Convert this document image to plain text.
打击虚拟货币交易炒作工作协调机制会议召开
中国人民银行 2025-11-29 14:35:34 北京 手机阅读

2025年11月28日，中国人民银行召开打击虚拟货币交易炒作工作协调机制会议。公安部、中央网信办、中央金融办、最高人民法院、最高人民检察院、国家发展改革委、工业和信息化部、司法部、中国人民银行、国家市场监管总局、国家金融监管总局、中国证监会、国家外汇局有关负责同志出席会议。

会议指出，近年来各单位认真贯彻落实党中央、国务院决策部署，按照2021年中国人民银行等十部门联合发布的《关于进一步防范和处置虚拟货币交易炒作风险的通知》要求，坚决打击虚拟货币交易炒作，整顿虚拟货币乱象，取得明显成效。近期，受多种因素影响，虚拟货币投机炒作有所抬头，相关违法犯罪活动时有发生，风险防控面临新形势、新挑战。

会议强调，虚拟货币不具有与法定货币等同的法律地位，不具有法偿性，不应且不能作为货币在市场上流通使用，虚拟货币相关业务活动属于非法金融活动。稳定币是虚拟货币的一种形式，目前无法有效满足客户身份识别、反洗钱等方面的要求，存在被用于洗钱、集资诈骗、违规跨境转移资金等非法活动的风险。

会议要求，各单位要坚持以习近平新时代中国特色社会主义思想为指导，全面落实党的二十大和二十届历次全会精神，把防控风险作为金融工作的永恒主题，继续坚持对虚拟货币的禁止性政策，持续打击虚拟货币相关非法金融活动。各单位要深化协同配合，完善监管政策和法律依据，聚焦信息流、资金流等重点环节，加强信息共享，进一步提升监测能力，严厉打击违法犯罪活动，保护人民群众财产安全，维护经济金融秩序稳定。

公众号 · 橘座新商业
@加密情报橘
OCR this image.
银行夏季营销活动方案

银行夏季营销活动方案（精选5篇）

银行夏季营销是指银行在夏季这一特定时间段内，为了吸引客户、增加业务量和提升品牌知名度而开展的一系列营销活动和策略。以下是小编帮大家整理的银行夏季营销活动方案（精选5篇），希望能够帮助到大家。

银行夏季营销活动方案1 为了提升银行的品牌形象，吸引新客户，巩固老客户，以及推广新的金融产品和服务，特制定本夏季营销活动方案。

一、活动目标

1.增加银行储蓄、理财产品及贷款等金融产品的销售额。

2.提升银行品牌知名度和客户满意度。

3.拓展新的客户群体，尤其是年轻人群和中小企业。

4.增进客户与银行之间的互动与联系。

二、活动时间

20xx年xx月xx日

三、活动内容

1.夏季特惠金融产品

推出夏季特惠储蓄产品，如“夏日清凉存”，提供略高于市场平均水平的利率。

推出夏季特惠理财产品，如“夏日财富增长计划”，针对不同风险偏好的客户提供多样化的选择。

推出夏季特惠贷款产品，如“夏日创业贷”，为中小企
***
Return all lines with the word "this" in them.

Convert this document image to plain text.
OCR this image.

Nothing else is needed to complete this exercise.